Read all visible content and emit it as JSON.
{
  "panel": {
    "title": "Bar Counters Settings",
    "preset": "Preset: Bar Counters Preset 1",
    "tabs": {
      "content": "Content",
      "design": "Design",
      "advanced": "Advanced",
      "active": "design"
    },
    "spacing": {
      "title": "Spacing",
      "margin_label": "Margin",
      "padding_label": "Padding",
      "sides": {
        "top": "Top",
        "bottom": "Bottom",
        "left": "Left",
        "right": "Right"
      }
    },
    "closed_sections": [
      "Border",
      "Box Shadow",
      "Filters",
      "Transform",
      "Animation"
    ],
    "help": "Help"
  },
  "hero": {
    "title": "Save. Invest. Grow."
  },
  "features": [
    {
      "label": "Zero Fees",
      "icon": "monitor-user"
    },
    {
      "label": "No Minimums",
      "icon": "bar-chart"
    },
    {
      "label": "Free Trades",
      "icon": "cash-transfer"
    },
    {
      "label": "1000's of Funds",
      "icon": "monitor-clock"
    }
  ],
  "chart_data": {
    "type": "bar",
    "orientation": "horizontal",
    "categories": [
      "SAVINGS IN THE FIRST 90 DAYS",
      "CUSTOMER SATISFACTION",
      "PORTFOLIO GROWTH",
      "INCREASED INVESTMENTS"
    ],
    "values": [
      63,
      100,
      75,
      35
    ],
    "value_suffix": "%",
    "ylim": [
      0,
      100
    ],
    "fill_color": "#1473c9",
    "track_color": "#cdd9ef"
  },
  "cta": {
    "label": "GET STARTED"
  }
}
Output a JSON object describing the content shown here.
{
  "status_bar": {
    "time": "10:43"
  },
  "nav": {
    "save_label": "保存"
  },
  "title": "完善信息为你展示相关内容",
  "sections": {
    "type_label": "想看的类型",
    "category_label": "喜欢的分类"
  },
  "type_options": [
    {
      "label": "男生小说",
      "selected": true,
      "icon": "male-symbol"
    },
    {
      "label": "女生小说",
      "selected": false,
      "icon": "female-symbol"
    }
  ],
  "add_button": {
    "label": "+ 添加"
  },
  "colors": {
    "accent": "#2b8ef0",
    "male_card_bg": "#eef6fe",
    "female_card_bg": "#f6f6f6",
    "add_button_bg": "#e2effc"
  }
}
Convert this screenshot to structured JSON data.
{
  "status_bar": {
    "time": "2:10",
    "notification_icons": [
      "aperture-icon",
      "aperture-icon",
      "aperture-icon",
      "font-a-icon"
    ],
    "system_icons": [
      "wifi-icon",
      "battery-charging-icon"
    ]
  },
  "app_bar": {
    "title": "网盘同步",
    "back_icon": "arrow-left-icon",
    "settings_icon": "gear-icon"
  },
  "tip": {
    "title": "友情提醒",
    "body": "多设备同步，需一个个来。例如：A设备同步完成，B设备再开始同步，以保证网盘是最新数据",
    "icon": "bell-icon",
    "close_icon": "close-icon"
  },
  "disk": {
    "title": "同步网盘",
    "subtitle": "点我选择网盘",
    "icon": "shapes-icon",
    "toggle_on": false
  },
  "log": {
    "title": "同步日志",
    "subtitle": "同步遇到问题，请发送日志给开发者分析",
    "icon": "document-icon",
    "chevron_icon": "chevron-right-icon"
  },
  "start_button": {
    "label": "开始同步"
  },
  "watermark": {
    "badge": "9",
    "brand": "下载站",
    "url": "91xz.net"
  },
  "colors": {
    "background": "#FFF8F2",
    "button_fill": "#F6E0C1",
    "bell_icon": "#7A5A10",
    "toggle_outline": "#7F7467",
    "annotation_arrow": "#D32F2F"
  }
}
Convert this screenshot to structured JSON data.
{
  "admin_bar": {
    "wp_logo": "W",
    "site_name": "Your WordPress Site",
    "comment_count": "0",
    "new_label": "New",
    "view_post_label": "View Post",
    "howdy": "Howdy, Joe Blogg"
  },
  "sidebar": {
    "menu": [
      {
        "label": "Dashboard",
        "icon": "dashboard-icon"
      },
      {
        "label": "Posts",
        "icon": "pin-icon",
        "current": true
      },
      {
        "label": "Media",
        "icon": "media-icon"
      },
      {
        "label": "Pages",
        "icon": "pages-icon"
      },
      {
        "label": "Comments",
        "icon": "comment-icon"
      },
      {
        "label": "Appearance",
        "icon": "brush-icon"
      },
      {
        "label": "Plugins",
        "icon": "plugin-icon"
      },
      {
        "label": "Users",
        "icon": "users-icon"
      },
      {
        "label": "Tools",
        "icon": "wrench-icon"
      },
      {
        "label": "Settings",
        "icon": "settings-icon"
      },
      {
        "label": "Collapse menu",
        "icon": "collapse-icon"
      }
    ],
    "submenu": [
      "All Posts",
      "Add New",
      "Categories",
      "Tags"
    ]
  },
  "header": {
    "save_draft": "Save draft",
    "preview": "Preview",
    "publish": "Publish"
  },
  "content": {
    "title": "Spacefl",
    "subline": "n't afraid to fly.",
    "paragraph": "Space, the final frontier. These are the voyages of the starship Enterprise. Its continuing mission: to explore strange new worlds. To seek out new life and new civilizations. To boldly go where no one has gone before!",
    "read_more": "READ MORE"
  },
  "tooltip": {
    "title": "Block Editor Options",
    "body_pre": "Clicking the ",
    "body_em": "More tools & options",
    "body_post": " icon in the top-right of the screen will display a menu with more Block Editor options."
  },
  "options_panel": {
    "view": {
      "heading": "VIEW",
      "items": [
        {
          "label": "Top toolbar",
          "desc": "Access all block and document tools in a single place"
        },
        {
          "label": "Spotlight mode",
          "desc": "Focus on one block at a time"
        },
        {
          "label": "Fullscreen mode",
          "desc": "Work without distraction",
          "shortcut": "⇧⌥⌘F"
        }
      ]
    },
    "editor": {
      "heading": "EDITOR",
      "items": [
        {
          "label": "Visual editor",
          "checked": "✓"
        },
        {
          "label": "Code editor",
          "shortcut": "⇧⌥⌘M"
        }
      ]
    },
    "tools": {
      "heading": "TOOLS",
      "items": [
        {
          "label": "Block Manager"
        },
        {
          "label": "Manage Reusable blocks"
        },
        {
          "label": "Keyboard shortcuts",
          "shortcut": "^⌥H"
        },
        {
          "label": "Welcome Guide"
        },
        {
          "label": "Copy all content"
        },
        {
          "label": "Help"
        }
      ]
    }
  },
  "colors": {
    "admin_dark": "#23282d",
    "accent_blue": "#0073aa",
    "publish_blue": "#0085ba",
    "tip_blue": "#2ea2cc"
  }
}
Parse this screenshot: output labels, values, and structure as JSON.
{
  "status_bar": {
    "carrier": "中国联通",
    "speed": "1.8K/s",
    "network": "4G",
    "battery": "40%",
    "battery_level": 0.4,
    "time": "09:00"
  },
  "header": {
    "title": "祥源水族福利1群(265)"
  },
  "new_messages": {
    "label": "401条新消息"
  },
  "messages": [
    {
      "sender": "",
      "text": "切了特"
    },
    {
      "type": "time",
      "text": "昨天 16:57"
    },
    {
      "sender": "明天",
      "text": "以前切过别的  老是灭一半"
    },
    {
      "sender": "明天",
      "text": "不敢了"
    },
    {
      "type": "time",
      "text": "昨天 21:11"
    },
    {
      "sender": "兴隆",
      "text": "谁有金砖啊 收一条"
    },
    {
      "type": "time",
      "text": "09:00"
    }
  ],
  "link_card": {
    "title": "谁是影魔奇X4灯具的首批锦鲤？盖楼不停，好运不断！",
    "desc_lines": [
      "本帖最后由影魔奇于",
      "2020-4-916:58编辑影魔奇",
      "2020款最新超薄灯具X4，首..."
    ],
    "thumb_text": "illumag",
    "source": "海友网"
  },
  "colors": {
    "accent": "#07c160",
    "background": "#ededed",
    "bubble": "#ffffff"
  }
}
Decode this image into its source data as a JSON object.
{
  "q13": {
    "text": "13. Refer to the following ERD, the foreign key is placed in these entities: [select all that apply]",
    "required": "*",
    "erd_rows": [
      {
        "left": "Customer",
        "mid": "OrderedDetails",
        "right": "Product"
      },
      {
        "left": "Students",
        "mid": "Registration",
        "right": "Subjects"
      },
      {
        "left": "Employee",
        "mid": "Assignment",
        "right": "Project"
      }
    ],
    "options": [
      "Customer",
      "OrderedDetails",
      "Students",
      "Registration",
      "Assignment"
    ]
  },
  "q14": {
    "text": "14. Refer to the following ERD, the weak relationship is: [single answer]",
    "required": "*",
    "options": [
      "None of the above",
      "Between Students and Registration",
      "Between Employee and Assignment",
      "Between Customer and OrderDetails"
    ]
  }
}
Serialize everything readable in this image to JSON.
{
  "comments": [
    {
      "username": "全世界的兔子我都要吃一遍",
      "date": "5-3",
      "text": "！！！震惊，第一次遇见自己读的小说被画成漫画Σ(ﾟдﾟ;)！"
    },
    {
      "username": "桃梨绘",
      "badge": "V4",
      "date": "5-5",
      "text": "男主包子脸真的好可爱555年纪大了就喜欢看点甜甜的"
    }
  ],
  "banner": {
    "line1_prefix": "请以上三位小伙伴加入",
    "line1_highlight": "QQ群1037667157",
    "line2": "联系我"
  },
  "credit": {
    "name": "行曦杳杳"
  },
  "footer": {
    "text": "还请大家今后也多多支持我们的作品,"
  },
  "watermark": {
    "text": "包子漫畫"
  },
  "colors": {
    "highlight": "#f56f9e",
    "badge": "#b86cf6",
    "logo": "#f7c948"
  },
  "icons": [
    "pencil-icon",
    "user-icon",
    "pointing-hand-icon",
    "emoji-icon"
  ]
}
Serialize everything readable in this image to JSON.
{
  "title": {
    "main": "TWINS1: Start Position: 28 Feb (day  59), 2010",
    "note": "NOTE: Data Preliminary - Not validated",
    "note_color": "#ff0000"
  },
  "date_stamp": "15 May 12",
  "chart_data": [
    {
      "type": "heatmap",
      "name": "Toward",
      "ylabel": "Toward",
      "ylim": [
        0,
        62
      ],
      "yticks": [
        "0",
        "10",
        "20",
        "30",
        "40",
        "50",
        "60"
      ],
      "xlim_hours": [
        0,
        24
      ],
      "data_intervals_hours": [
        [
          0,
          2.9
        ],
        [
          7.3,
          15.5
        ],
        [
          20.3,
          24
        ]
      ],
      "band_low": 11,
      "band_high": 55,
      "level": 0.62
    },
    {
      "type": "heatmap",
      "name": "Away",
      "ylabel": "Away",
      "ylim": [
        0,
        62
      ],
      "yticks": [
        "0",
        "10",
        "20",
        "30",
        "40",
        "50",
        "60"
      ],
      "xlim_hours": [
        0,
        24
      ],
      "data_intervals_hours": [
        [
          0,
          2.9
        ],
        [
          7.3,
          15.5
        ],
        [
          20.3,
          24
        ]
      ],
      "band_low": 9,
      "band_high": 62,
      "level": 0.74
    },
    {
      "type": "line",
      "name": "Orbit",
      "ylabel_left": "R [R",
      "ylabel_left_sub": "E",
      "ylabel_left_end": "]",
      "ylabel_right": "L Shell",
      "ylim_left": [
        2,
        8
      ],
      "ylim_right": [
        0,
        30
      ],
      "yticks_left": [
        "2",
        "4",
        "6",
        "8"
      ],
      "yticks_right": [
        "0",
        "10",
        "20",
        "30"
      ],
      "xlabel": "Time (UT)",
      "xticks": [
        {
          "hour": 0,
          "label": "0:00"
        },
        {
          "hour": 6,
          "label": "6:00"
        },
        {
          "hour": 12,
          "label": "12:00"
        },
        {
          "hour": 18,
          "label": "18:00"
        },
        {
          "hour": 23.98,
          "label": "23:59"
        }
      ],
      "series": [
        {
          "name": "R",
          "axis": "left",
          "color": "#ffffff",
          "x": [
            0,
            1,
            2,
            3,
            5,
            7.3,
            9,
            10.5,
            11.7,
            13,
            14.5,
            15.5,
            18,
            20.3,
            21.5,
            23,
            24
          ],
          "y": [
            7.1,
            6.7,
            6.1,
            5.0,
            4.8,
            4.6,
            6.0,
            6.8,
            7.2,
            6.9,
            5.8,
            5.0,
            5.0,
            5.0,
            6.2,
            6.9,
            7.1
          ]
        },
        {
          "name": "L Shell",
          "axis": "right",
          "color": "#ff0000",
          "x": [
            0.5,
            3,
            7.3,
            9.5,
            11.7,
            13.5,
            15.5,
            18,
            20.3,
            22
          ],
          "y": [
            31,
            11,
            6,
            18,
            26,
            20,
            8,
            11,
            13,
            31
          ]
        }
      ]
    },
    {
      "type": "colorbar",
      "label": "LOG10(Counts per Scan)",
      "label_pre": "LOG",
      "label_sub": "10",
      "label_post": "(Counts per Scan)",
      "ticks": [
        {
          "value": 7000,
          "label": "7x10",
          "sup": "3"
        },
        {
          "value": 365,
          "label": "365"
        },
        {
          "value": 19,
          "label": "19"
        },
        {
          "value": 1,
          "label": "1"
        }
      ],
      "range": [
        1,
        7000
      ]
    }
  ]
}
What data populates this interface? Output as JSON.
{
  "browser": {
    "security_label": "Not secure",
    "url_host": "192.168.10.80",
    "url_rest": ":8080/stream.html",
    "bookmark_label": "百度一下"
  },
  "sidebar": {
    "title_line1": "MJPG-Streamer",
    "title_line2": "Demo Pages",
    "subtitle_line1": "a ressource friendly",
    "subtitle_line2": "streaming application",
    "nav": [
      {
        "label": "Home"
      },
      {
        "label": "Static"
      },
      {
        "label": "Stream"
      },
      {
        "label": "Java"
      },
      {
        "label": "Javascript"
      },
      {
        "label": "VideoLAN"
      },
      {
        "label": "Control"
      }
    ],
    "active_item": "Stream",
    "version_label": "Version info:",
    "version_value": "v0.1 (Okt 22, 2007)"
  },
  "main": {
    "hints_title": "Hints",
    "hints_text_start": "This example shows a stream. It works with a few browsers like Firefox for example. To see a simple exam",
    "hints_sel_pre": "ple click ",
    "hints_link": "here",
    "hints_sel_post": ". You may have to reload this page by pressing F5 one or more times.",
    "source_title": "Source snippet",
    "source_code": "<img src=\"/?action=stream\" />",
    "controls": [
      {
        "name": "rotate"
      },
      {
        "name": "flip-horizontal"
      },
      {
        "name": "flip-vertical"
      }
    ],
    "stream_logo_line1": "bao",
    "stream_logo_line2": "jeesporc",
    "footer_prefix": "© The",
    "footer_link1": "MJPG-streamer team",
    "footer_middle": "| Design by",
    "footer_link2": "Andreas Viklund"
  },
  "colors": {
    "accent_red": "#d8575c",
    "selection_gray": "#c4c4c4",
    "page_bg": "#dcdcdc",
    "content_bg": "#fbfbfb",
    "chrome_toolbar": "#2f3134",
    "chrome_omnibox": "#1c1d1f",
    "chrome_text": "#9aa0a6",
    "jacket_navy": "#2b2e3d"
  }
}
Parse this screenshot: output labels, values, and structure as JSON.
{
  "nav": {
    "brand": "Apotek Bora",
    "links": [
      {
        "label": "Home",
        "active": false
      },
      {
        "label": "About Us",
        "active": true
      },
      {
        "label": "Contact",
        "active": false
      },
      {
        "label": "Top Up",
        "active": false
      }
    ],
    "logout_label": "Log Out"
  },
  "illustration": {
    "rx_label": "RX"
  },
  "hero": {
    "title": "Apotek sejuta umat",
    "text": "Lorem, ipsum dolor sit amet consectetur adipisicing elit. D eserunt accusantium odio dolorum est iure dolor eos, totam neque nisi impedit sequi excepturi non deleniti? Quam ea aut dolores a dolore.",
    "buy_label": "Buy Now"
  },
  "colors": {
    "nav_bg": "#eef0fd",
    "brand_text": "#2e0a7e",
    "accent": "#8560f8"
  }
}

#### SET EXERCISE
Gather each line in the data that holds the string "OrderedDetails".

#### RIGHT ANSWER
        "mid": "OrderedDetails",
      "OrderedDetails",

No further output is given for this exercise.